● Stored entries:
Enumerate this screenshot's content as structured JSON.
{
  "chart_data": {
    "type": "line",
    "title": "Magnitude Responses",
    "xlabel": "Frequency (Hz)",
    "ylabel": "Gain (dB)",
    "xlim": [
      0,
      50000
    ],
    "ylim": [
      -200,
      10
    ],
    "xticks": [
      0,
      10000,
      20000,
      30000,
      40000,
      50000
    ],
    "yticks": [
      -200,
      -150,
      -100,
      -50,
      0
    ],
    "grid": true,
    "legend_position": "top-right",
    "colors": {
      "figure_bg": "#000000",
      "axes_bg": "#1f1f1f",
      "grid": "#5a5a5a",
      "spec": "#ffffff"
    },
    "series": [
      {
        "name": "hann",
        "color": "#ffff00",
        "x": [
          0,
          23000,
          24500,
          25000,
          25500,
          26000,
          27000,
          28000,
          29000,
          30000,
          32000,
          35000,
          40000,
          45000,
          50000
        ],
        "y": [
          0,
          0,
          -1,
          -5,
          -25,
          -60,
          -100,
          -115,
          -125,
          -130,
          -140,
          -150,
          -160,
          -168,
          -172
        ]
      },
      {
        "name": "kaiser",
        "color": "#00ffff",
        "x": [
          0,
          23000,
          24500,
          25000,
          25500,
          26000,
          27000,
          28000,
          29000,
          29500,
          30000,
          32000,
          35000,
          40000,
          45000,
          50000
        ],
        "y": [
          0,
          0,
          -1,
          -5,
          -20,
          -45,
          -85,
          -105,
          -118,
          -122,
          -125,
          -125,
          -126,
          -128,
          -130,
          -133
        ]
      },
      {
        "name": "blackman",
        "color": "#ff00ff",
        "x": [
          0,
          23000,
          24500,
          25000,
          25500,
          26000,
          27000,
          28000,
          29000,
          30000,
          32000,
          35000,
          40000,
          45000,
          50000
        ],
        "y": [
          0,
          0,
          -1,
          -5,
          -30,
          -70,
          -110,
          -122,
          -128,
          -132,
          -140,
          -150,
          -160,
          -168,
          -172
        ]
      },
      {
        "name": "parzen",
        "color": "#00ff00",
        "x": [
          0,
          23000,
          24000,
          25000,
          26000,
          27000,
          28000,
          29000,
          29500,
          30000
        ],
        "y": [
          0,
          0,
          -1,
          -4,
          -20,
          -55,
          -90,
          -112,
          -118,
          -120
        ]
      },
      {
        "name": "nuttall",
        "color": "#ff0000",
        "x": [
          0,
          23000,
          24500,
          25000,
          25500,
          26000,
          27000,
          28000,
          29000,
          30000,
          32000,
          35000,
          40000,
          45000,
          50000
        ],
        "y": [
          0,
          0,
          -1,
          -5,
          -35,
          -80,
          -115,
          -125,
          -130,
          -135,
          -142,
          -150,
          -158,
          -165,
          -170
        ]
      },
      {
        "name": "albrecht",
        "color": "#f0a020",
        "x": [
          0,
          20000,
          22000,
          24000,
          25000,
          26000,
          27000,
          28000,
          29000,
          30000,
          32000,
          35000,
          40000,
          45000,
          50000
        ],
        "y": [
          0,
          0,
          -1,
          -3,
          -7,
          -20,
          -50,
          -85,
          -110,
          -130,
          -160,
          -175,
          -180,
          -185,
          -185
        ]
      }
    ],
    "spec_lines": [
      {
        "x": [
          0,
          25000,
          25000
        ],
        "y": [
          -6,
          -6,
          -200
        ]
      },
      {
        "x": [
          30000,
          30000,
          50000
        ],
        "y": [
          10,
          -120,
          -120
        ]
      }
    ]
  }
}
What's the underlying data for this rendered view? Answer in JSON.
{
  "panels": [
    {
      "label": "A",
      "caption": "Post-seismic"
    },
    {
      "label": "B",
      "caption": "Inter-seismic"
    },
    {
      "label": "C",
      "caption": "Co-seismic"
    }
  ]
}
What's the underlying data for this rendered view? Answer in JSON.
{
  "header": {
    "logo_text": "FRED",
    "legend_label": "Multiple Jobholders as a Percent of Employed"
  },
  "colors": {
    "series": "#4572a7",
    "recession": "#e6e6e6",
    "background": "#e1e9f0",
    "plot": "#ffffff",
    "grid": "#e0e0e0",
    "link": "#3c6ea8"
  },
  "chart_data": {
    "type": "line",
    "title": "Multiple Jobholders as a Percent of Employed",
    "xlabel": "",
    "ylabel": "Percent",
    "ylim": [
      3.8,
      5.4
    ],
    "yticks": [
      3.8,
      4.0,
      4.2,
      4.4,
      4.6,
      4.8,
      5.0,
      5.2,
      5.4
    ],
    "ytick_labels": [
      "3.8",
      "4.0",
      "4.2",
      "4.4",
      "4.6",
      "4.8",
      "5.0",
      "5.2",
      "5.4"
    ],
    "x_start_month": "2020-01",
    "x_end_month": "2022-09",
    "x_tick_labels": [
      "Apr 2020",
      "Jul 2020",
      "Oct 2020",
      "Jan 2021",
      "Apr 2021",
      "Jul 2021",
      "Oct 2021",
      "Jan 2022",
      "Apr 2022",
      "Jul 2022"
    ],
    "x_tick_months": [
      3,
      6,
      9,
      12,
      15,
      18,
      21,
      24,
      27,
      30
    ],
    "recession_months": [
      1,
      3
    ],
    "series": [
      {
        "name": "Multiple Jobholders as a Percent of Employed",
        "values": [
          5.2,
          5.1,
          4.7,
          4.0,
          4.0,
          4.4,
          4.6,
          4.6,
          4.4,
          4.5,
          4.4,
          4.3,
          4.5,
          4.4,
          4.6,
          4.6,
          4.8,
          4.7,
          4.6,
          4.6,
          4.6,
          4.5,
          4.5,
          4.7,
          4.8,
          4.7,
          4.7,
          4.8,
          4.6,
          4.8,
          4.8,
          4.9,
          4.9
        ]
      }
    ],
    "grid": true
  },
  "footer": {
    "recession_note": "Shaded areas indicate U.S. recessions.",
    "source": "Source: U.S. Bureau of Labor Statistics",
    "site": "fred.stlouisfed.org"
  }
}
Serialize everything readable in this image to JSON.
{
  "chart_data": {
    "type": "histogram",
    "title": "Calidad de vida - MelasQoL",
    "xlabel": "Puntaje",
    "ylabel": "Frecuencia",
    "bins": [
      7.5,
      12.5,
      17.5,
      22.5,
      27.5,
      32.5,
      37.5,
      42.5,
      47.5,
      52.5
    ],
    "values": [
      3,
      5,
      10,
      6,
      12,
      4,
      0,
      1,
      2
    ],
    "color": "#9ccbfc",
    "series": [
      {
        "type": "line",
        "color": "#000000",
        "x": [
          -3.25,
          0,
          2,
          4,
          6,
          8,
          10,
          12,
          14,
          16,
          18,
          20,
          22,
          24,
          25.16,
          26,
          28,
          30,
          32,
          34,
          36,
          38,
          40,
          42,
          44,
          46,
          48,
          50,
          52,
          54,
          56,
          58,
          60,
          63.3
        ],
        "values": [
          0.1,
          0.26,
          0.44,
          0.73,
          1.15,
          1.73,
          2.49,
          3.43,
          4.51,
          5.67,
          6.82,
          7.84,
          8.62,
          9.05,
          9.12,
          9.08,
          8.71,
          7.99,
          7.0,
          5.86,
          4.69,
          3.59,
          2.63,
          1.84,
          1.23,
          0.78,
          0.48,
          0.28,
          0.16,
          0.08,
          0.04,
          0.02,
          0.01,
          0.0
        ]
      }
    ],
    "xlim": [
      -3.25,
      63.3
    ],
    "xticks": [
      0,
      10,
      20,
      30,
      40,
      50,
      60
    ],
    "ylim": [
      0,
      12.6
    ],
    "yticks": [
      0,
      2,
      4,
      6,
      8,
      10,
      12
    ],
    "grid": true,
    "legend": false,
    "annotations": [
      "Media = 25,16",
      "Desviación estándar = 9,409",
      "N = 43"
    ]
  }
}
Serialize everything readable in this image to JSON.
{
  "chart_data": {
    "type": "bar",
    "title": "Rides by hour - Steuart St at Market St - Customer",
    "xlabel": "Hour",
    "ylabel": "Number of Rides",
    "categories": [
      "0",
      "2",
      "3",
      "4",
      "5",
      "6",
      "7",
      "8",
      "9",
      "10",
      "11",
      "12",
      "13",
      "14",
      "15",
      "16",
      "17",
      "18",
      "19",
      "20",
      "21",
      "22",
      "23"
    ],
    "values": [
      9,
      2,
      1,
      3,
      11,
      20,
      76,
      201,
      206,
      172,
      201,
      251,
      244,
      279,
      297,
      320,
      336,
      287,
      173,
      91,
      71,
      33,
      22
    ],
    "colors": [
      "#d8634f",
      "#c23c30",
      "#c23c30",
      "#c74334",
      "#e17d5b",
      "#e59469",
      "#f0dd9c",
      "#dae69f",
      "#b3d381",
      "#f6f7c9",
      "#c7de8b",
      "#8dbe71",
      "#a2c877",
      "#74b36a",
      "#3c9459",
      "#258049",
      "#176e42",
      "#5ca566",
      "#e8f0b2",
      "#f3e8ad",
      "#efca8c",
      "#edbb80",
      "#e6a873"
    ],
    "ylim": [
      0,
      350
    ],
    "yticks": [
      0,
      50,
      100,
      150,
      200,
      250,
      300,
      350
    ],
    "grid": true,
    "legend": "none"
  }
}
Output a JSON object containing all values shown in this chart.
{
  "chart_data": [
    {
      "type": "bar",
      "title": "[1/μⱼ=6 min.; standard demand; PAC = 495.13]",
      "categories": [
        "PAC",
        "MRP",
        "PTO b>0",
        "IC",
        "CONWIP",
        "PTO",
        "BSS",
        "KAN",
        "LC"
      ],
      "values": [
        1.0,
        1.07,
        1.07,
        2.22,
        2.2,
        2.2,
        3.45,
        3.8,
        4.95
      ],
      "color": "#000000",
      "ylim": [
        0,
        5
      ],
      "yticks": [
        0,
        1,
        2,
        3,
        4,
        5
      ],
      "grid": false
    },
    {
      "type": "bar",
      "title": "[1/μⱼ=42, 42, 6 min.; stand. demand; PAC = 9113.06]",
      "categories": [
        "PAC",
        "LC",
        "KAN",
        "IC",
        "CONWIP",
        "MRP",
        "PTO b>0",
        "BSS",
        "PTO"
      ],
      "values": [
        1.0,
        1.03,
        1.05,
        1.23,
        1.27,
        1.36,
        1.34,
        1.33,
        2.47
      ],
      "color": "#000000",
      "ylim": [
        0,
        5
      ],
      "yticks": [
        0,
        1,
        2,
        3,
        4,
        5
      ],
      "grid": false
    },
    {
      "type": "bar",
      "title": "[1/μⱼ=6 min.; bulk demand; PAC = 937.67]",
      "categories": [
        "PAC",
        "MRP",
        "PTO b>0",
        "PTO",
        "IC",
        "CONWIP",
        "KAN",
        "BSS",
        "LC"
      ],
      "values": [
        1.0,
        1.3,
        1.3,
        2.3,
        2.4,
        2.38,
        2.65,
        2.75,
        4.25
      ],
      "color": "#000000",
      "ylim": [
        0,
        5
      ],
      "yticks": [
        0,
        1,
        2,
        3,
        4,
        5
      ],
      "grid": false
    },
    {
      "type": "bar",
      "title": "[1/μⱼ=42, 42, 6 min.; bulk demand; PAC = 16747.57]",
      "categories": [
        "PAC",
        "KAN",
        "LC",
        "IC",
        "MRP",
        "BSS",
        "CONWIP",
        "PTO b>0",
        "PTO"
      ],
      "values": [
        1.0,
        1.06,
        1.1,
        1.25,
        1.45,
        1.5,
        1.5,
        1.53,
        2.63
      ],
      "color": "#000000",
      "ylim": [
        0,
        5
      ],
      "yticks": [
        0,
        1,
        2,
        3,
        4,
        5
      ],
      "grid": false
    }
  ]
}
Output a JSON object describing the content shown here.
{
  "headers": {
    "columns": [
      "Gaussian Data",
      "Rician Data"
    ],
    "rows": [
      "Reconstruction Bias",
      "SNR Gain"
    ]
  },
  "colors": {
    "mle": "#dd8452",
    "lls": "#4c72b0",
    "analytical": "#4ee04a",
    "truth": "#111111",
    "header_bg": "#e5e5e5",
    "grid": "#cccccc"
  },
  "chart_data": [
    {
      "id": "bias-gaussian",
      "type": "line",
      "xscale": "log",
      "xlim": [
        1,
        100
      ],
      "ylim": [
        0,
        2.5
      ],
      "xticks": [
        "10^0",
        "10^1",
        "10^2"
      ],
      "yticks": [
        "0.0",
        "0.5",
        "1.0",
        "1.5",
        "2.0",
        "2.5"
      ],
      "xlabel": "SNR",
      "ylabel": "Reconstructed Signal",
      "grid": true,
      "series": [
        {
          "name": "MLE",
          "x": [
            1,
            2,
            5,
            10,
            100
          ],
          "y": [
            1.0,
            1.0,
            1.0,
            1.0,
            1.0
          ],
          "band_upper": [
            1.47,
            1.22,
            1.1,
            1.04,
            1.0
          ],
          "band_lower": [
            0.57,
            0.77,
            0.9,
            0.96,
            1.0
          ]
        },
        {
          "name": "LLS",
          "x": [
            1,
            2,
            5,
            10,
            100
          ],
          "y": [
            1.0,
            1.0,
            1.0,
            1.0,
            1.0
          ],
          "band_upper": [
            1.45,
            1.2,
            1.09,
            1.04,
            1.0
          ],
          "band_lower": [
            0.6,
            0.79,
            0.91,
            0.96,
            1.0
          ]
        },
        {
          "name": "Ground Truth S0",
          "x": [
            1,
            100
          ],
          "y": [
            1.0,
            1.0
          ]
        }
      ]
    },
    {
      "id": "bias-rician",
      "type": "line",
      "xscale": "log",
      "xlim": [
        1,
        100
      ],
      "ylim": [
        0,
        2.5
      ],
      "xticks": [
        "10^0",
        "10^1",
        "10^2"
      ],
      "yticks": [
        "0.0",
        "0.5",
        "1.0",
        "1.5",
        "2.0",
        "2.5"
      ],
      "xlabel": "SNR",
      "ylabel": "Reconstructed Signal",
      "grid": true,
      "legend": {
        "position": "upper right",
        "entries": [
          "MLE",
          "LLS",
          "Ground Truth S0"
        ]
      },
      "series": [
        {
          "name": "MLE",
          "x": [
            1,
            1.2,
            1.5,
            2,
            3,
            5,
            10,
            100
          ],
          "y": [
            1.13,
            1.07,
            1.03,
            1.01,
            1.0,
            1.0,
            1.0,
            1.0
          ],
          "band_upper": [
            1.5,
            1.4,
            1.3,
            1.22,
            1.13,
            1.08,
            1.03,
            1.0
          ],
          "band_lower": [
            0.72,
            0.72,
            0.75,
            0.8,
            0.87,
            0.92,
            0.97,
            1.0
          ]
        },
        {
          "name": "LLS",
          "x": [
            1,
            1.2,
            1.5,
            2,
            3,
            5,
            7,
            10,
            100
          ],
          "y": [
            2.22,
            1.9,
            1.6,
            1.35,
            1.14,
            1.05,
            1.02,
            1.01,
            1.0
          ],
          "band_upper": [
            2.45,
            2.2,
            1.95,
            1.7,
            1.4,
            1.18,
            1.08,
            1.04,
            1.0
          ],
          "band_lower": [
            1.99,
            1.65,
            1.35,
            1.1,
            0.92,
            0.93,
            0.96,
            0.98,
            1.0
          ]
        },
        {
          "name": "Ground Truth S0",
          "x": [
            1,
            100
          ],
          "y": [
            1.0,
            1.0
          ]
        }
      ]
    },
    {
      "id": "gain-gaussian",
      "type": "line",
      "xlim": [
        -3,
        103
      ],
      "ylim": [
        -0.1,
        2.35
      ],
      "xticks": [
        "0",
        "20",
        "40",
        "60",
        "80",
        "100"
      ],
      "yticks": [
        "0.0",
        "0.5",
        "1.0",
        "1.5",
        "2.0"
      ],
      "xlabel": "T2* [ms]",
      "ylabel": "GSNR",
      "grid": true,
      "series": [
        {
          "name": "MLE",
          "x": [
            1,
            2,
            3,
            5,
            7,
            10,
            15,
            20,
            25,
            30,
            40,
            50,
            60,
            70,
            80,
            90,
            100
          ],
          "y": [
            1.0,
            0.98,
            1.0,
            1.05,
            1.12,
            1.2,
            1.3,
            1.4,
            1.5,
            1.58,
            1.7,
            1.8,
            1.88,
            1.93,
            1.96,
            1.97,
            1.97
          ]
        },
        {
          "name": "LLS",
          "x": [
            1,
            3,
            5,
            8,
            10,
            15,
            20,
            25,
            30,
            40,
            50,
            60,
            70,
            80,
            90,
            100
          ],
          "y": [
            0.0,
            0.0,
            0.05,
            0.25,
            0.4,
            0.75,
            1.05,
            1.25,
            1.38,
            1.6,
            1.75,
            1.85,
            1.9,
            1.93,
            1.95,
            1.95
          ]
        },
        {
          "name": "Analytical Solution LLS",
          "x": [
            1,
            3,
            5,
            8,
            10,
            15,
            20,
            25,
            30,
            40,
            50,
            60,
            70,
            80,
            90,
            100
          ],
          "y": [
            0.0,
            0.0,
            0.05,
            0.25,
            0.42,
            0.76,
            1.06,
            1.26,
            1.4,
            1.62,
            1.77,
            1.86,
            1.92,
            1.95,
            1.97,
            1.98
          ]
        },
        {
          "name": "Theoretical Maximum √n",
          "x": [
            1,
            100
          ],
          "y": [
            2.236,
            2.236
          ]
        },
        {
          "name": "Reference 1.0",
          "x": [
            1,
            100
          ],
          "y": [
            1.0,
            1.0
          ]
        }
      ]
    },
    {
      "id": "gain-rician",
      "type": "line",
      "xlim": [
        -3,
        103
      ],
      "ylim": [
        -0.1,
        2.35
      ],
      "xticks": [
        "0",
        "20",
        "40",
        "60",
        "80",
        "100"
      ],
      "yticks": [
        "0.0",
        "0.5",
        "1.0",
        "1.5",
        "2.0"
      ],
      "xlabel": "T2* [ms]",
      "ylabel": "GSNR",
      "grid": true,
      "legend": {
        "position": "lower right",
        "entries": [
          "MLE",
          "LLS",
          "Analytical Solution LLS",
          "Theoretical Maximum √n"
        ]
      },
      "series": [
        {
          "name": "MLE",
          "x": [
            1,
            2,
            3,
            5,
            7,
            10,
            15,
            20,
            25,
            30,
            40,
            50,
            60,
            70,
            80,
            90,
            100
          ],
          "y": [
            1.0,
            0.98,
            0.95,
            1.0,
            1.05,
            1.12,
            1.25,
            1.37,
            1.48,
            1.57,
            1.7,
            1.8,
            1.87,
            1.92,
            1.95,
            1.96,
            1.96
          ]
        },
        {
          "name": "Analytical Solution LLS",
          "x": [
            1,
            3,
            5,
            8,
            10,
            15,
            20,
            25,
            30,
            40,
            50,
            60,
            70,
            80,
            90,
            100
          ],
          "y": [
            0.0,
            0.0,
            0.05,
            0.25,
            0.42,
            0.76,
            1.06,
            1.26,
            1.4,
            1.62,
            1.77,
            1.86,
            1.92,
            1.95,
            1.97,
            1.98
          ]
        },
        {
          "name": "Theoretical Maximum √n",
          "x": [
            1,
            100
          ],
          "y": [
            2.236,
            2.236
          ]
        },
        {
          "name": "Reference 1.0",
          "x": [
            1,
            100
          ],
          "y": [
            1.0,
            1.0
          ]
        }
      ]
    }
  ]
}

● Stated problem: Return all lines containing the word "title".

● Answer to the task:
    "title": "Magnitude Responses",
    "title": "Multiple Jobholders as a Percent of Employed",
    "title": "Calidad de vida - MelasQoL",
    "title": "Rides by hour - Steuart St at Market St - Customer",
      "title": "[1/μⱼ=6 min.; standard demand; PAC = 495.13]",
      "title": "[1/μⱼ=42, 42, 6 min.; stand. demand; PAC = 9113.06]",
      "title": "[1/μⱼ=6 min.; bulk demand; PAC = 937.67]",
      "title": "[1/μⱼ=42, 42, 6 min.; bulk demand; PAC = 16747.57]",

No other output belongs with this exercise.